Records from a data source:
* * * * * * * * *

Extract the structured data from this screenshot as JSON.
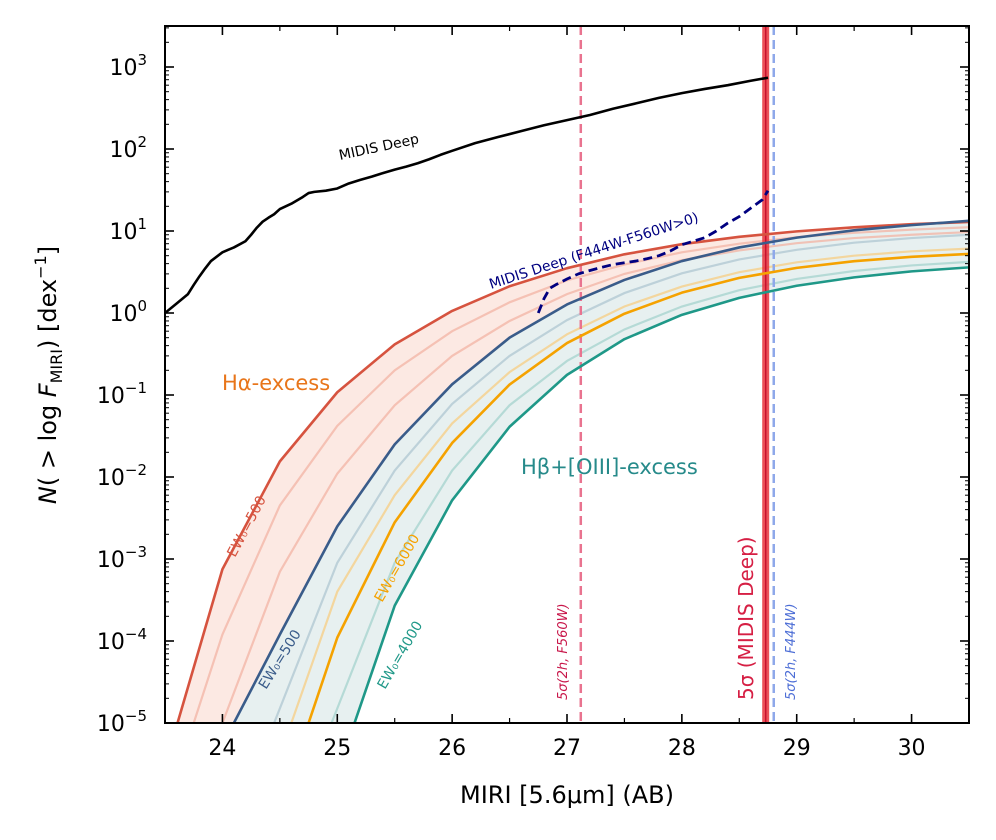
{
  "chart_data": {
    "type": "line",
    "xlabel": "MIRI [5.6μm] (AB)",
    "ylabel_parts": {
      "n": "N",
      "open": "( > log ",
      "f": "F",
      "sub": "MIRI",
      "close": ") [dex",
      "sup": "−1",
      "end": "]"
    },
    "xlim": [
      23.5,
      30.5
    ],
    "ylim_log10": [
      -5,
      3.5
    ],
    "yscale": "log",
    "x_ticks": [
      24,
      25,
      26,
      27,
      28,
      29,
      30
    ],
    "y_tick_exponents": [
      -5,
      -4,
      -3,
      -2,
      -1,
      0,
      1,
      2,
      3
    ],
    "colors": {
      "midis": "#000000",
      "midis_red": "#000080",
      "ha": "#d6533f",
      "ha_fill": "#fbe3dc",
      "ha_light": "#f3b7a7",
      "hb": "#3a5c8a",
      "hb_fill": "#e1ecec",
      "hb_light": "#b3c9d3",
      "o3": "#f5a200",
      "o3_light": "#f6cf8a",
      "o3b": "#1f9888",
      "o3b_light": "#a9d5cf",
      "deep5": "#e8333b",
      "f560": "#e9738f",
      "f444": "#8ea8ea",
      "ha_text": "#e8751a",
      "hb_text": "#268a8a",
      "deep_text": "#d61f44",
      "f560_text": "#c8174a",
      "f444_text": "#4d6ed6"
    },
    "series": [
      {
        "name": "MIDIS Deep",
        "x": [
          23.5,
          23.6,
          23.7,
          23.75,
          23.8,
          23.85,
          23.9,
          24.0,
          24.05,
          24.1,
          24.2,
          24.25,
          24.3,
          24.35,
          24.4,
          24.45,
          24.5,
          24.6,
          24.7,
          24.75,
          24.8,
          24.9,
          25.0,
          25.1,
          25.2,
          25.3,
          25.4,
          25.5,
          25.6,
          25.7,
          25.8,
          25.9,
          26.0,
          26.2,
          26.4,
          26.6,
          26.8,
          27.0,
          27.2,
          27.4,
          27.6,
          27.8,
          28.0,
          28.2,
          28.4,
          28.6,
          28.75
        ],
        "y": [
          1.0,
          1.3,
          1.7,
          2.2,
          2.8,
          3.5,
          4.3,
          5.5,
          5.9,
          6.3,
          7.5,
          9.0,
          11.0,
          13.0,
          14.5,
          16.0,
          18.5,
          21.5,
          26.0,
          29.0,
          30.0,
          31.0,
          33.0,
          38.0,
          42.0,
          46.0,
          51.0,
          56.0,
          61.0,
          67.0,
          75.0,
          85.0,
          95.0,
          118.0,
          140.0,
          165.0,
          195.0,
          225.0,
          260.0,
          310.0,
          360.0,
          420.0,
          480.0,
          540.0,
          600.0,
          680.0,
          740.0
        ]
      },
      {
        "name": "MIDIS Deep (F444W-F560W>0)",
        "x": [
          26.75,
          26.8,
          26.85,
          26.9,
          27.0,
          27.1,
          27.2,
          27.3,
          27.4,
          27.5,
          27.6,
          27.7,
          27.8,
          27.9,
          28.0,
          28.1,
          28.2,
          28.3,
          28.4,
          28.5,
          28.6,
          28.7,
          28.75
        ],
        "y": [
          1.0,
          1.5,
          2.0,
          2.2,
          2.6,
          3.0,
          3.3,
          3.6,
          3.9,
          4.1,
          4.3,
          4.6,
          5.0,
          5.7,
          6.8,
          7.5,
          8.3,
          10.0,
          12.5,
          15.0,
          19.0,
          24.0,
          31.0
        ]
      },
      {
        "name": "EW0=500 (Hα-excess)",
        "x": [
          23.5,
          24.0,
          24.5,
          25.0,
          25.5,
          26.0,
          26.5,
          27.0,
          27.5,
          28.0,
          28.5,
          29.0,
          29.5,
          30.0,
          30.5
        ],
        "y": [
          3e-06,
          0.00075,
          0.0155,
          0.108,
          0.415,
          1.06,
          2.12,
          3.52,
          5.2,
          6.9,
          8.5,
          9.9,
          11.1,
          12.1,
          12.9
        ]
      },
      {
        "name": "EW0=500 (Hβ+[OIII]-excess)",
        "x": [
          24.1,
          24.5,
          25.0,
          25.5,
          26.0,
          26.5,
          27.0,
          27.5,
          28.0,
          28.5,
          29.0,
          29.5,
          30.0,
          30.5
        ],
        "y": [
          1e-05,
          0.00012,
          0.0025,
          0.025,
          0.135,
          0.5,
          1.27,
          2.53,
          4.3,
          6.3,
          8.3,
          10.2,
          11.8,
          13.3
        ]
      },
      {
        "name": "EW0=6000",
        "x": [
          24.75,
          25.0,
          25.5,
          26.0,
          26.5,
          27.0,
          27.5,
          28.0,
          28.5,
          29.0,
          29.5,
          30.0,
          30.5
        ],
        "y": [
          1e-05,
          0.00011,
          0.0028,
          0.026,
          0.134,
          0.43,
          0.98,
          1.77,
          2.68,
          3.55,
          4.28,
          4.85,
          5.25
        ]
      },
      {
        "name": "EW0=4000",
        "x": [
          25.15,
          25.5,
          26.0,
          26.5,
          27.0,
          27.5,
          28.0,
          28.5,
          29.0,
          29.5,
          30.0,
          30.5
        ],
        "y": [
          1e-05,
          0.00027,
          0.0052,
          0.041,
          0.176,
          0.48,
          0.95,
          1.53,
          2.15,
          2.72,
          3.22,
          3.6
        ]
      }
    ],
    "light_curves": [
      {
        "color_key": "ha_light",
        "x": [
          23.75,
          24.0,
          24.5,
          25.0,
          25.5,
          26.0,
          26.5,
          27.0,
          27.5,
          28.0,
          28.5,
          29.0,
          29.5,
          30.0,
          30.5
        ],
        "y": [
          1e-05,
          0.00012,
          0.0045,
          0.042,
          0.2,
          0.6,
          1.35,
          2.5,
          3.9,
          5.5,
          7.0,
          8.4,
          9.5,
          10.4,
          11.1
        ]
      },
      {
        "color_key": "ha_light",
        "x": [
          24.0,
          24.5,
          25.0,
          25.5,
          26.0,
          26.5,
          27.0,
          27.5,
          28.0,
          28.5,
          29.0,
          29.5,
          30.0,
          30.5
        ],
        "y": [
          1e-05,
          0.0007,
          0.011,
          0.075,
          0.3,
          0.8,
          1.7,
          3.0,
          4.4,
          5.8,
          7.1,
          8.2,
          9.0,
          9.7
        ]
      },
      {
        "color_key": "hb_light",
        "x": [
          24.45,
          25.0,
          25.5,
          26.0,
          26.5,
          27.0,
          27.5,
          28.0,
          28.5,
          29.0,
          29.5,
          30.0,
          30.5
        ],
        "y": [
          1e-05,
          0.0009,
          0.012,
          0.078,
          0.3,
          0.82,
          1.75,
          3.05,
          4.5,
          5.9,
          7.2,
          8.2,
          9.0
        ]
      },
      {
        "color_key": "o3_light",
        "x": [
          24.6,
          25.0,
          25.5,
          26.0,
          26.5,
          27.0,
          27.5,
          28.0,
          28.5,
          29.0,
          29.5,
          30.0,
          30.5
        ],
        "y": [
          1e-05,
          0.0004,
          0.006,
          0.045,
          0.19,
          0.55,
          1.2,
          2.1,
          3.15,
          4.15,
          5.0,
          5.65,
          6.1
        ]
      },
      {
        "color_key": "o3b_light",
        "x": [
          24.95,
          25.5,
          26.0,
          26.5,
          27.0,
          27.5,
          28.0,
          28.5,
          29.0,
          29.5,
          30.0,
          30.5
        ],
        "y": [
          1e-05,
          0.0009,
          0.012,
          0.075,
          0.26,
          0.63,
          1.2,
          1.9,
          2.6,
          3.25,
          3.8,
          4.2
        ]
      }
    ],
    "bands": [
      {
        "fill_key": "ha_fill",
        "upper_x": [
          23.5,
          24.0,
          24.5,
          25.0,
          25.5,
          26.0,
          26.5,
          27.0,
          27.5,
          28.0,
          28.5,
          29.0,
          29.5,
          30.0,
          30.5
        ],
        "upper_y": [
          3e-06,
          0.00075,
          0.0155,
          0.108,
          0.415,
          1.06,
          2.12,
          3.52,
          5.2,
          6.9,
          8.5,
          9.9,
          11.1,
          12.1,
          12.9
        ],
        "lower_x": [
          24.1,
          24.5,
          25.0,
          25.5,
          26.0,
          26.5,
          27.0,
          27.5,
          28.0,
          28.5,
          29.0,
          29.5,
          30.0,
          30.5
        ],
        "lower_y": [
          1e-05,
          0.00012,
          0.0025,
          0.025,
          0.135,
          0.5,
          1.27,
          2.53,
          4.3,
          6.3,
          8.3,
          10.2,
          11.8,
          13.3
        ]
      },
      {
        "fill_key": "hb_fill",
        "upper_x": [
          24.1,
          24.5,
          25.0,
          25.5,
          26.0,
          26.5,
          27.0,
          27.5,
          28.0,
          28.5,
          29.0,
          29.5,
          30.0,
          30.5
        ],
        "upper_y": [
          1e-05,
          0.00012,
          0.0025,
          0.025,
          0.135,
          0.5,
          1.27,
          2.53,
          4.3,
          6.3,
          8.3,
          10.2,
          11.8,
          13.3
        ],
        "lower_x": [
          25.15,
          25.5,
          26.0,
          26.5,
          27.0,
          27.5,
          28.0,
          28.5,
          29.0,
          29.5,
          30.0,
          30.5
        ],
        "lower_y": [
          1e-05,
          0.00027,
          0.0052,
          0.041,
          0.176,
          0.48,
          0.95,
          1.53,
          2.15,
          2.72,
          3.22,
          3.6
        ]
      }
    ],
    "vlines": [
      {
        "name": "5σ (MIDIS Deep)",
        "x": 28.73,
        "style": "solid"
      },
      {
        "name": "5σ(2h, F560W)",
        "x": 27.12,
        "style": "dashed"
      },
      {
        "name": "5σ(2h, F444W)",
        "x": 28.8,
        "style": "dashed"
      }
    ],
    "annotations": {
      "midis_deep": "MIDIS Deep",
      "midis_red": "MIDIS Deep (F444W-F560W>0)",
      "ha_excess": "Hα-excess",
      "hb_excess": "Hβ+[OIII]-excess",
      "ew_ha": "EW₀=500",
      "ew_hb": "EW₀=500",
      "ew_6000": "EW₀=6000",
      "ew_4000": "EW₀=4000",
      "deep5": "5σ (MIDIS Deep)",
      "f560": "5σ(2h, F560W)",
      "f444": "5σ(2h, F444W)"
    }
  }
}
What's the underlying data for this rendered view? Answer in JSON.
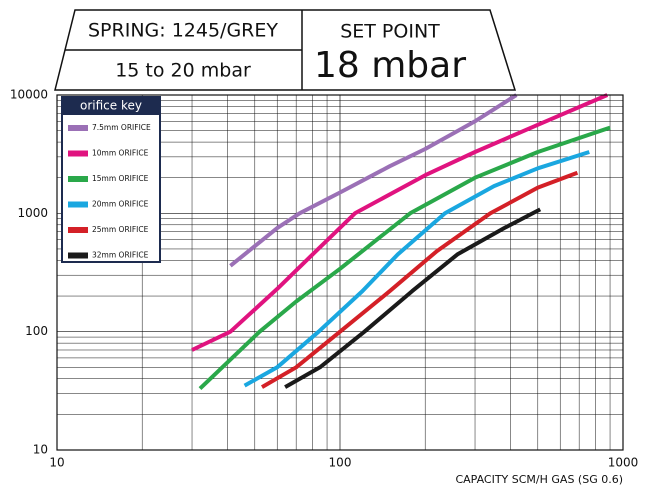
{
  "chart_data": {
    "type": "line",
    "header": {
      "spring": "SPRING: 1245/GREY",
      "range": "15 to 20 mbar",
      "set_point_label": "SET POINT",
      "set_point": "18 mbar"
    },
    "xlabel": "CAPACITY SCM/H GAS (SG 0.6)",
    "xscale": "log",
    "yscale": "log",
    "xlim": [
      10,
      1000
    ],
    "ylim": [
      10,
      10000
    ],
    "xticks": [
      10,
      100,
      1000
    ],
    "yticks": [
      10,
      100,
      1000,
      10000
    ],
    "grid": true,
    "minor_grid": true,
    "legend_title": "orifice key",
    "legend": "top-left",
    "series": [
      {
        "name": "7.5mm ORIFICE",
        "color": "#9b70b6",
        "x": [
          41,
          60,
          72,
          100,
          150,
          200,
          300,
          420
        ],
        "values": [
          360,
          750,
          1000,
          1500,
          2500,
          3500,
          6000,
          10000
        ]
      },
      {
        "name": "10mm ORIFICE",
        "color": "#e0137f",
        "x": [
          30,
          41,
          60,
          80,
          113,
          200,
          300,
          500,
          880
        ],
        "values": [
          70,
          100,
          230,
          450,
          1000,
          2100,
          3300,
          5600,
          10000
        ]
      },
      {
        "name": "15mm ORIFICE",
        "color": "#2aa84a",
        "x": [
          32,
          52,
          70,
          100,
          177,
          300,
          500,
          900
        ],
        "values": [
          33,
          100,
          180,
          340,
          1000,
          2000,
          3300,
          5300
        ]
      },
      {
        "name": "20mm ORIFICE",
        "color": "#1aa7e0",
        "x": [
          46,
          60,
          84,
          120,
          160,
          235,
          350,
          500,
          760
        ],
        "values": [
          35,
          50,
          100,
          220,
          450,
          1000,
          1700,
          2400,
          3300
        ]
      },
      {
        "name": "25mm ORIFICE",
        "color": "#d42027",
        "x": [
          53,
          70,
          100,
          150,
          220,
          340,
          500,
          690
        ],
        "values": [
          34,
          50,
          100,
          220,
          480,
          1000,
          1650,
          2200
        ]
      },
      {
        "name": "32mm ORIFICE",
        "color": "#1a1a1a",
        "x": [
          64,
          85,
          122,
          180,
          260,
          380,
          510
        ],
        "values": [
          34,
          50,
          100,
          220,
          450,
          750,
          1080
        ]
      }
    ]
  }
}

* * * * * * * * *

**Challenge**: Check every line in the material above for the string "this", then give only the number of lines that have it.

**Answer for the task**: 2